- **REQUIRED TASK**:
Set down exactly, and only, the lines from the one with "Extract the structured" to the final line of the entries, both included.

- **STORED RECORDS**:
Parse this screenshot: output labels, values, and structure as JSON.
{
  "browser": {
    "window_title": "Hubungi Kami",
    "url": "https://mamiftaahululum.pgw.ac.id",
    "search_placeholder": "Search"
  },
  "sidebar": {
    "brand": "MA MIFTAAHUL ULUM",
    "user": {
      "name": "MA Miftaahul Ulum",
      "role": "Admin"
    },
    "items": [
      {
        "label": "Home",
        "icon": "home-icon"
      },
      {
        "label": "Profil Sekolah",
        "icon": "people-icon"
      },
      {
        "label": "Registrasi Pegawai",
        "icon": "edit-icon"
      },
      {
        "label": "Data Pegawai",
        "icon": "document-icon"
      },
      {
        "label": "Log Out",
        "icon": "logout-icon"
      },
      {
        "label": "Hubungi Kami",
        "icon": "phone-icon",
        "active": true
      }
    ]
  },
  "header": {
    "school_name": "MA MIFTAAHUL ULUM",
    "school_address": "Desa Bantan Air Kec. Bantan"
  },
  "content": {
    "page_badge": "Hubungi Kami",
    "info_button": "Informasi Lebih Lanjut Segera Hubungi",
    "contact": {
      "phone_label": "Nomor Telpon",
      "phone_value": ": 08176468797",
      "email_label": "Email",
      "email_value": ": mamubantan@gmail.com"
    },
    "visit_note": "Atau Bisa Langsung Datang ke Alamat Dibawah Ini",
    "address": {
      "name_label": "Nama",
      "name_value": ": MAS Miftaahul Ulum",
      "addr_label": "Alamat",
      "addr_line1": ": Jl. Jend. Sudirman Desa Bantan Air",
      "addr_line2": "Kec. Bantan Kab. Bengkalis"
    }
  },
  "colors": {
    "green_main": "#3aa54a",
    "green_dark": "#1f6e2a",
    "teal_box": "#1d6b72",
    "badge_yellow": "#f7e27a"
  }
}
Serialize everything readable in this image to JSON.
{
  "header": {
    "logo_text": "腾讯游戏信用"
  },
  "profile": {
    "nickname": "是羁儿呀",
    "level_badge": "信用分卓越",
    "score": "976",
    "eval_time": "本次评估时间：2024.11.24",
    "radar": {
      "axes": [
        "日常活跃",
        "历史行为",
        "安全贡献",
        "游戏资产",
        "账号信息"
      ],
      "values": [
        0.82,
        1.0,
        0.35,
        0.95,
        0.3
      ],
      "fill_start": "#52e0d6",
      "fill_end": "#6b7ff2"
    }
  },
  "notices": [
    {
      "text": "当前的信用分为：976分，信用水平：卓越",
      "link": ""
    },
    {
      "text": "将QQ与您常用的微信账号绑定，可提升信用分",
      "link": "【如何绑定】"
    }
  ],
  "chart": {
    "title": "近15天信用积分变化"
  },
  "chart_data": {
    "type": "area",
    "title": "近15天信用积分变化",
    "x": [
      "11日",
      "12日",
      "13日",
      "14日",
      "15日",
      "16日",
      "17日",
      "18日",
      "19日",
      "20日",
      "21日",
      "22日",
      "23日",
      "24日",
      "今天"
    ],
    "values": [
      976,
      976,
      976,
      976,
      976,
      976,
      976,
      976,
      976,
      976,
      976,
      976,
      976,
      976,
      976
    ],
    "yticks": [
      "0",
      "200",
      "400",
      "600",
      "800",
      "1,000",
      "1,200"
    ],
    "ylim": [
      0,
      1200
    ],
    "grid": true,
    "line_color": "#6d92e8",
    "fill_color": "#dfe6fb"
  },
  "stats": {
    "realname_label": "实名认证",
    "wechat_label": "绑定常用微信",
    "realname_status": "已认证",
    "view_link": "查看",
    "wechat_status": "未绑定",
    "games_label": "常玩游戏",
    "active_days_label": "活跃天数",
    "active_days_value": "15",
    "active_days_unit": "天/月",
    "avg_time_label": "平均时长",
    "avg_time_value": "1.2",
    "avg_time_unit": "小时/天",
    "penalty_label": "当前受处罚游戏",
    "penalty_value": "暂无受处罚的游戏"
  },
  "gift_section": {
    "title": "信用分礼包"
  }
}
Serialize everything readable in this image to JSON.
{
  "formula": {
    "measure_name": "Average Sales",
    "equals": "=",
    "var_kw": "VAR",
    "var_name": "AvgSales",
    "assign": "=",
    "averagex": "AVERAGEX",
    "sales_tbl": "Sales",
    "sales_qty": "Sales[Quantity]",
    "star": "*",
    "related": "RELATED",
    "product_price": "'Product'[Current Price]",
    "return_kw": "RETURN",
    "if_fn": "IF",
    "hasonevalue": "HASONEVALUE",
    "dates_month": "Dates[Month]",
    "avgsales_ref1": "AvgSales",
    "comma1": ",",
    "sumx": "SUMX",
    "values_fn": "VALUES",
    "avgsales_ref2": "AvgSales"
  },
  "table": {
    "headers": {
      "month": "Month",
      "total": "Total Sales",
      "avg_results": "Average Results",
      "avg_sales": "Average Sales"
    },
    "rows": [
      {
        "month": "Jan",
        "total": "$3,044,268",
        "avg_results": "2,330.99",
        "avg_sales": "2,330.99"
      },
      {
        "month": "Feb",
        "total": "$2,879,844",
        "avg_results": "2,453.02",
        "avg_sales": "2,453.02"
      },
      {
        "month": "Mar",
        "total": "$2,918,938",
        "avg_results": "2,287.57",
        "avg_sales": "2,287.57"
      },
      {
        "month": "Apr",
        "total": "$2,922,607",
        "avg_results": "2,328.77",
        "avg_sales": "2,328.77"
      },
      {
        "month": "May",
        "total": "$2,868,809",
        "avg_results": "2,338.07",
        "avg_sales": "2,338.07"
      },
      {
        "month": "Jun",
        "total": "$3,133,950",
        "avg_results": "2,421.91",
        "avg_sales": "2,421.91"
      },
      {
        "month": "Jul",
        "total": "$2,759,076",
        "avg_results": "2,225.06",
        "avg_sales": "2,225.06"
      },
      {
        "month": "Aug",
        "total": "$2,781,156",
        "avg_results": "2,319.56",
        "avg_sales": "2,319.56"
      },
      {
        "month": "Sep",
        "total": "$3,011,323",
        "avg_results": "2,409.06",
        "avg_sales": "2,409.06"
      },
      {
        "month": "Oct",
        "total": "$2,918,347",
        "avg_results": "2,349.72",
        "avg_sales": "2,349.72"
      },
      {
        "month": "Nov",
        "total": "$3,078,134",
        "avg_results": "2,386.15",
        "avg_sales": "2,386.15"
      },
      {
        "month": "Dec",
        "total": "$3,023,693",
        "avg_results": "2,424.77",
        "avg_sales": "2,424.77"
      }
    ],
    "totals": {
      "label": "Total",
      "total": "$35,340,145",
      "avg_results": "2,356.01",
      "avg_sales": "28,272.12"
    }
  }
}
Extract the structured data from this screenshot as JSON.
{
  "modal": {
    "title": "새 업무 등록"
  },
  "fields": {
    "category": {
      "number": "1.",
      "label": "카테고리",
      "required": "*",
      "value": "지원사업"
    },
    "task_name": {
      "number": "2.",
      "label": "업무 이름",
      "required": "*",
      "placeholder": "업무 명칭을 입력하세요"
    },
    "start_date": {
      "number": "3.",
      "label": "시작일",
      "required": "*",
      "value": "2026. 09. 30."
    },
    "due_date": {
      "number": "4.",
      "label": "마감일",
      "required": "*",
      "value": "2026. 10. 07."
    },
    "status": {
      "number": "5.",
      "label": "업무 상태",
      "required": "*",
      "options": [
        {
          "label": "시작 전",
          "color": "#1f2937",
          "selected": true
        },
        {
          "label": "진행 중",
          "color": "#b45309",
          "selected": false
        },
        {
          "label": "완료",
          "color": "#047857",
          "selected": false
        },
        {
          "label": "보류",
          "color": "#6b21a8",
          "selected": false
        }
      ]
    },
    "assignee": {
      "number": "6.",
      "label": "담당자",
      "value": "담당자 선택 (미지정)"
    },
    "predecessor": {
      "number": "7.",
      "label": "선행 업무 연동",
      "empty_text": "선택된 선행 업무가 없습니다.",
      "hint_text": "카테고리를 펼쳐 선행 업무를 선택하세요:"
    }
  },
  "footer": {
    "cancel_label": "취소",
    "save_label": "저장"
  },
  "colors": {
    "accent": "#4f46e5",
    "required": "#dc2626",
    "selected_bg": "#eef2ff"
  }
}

- **CORRECT RESULT**:
Extract the structured data from this screenshot as JSON.
{
  "modal": {
    "title": "새 업무 등록"
  },
  "fields": {
    "category": {
      "number": "1.",
      "label": "카테고리",
      "required": "*",
      "value": "지원사업"
    },
    "task_name": {
      "number": "2.",
      "label": "업무 이름",
      "required": "*",
      "placeholder": "업무 명칭을 입력하세요"
    },
    "start_date": {
      "number": "3.",
      "label": "시작일",
      "required": "*",
      "value": "2026. 09. 30."
    },
    "due_date": {
      "number": "4.",
      "label": "마감일",
      "required": "*",
      "value": "2026. 10. 07."
    },
    "status": {
      "number": "5.",
      "label": "업무 상태",
      "required": "*",
      "options": [
        {
          "label": "시작 전",
          "color": "#1f2937",
          "selected": true
        },
        {
          "label": "진행 중",
          "color": "#b45309",
          "selected": false
        },
        {
          "label": "완료",
          "color": "#047857",
          "selected": false
        },
        {
          "label": "보류",
          "color": "#6b21a8",
          "selected": false
        }
      ]
    },
    "assignee": {
      "number": "6.",
      "label": "담당자",
      "value": "담당자 선택 (미지정)"
    },
    "predecessor": {
      "number": "7.",
      "label": "선행 업무 연동",
      "empty_text": "선택된 선행 업무가 없습니다.",
      "hint_text": "카테고리를 펼쳐 선행 업무를 선택하세요:"
    }
  },
  "footer": {
    "cancel_label": "취소",
    "save_label": "저장"
  },
  "colors": {
    "accent": "#4f46e5",
    "required": "#dc2626",
    "selected_bg": "#eef2ff"
  }
}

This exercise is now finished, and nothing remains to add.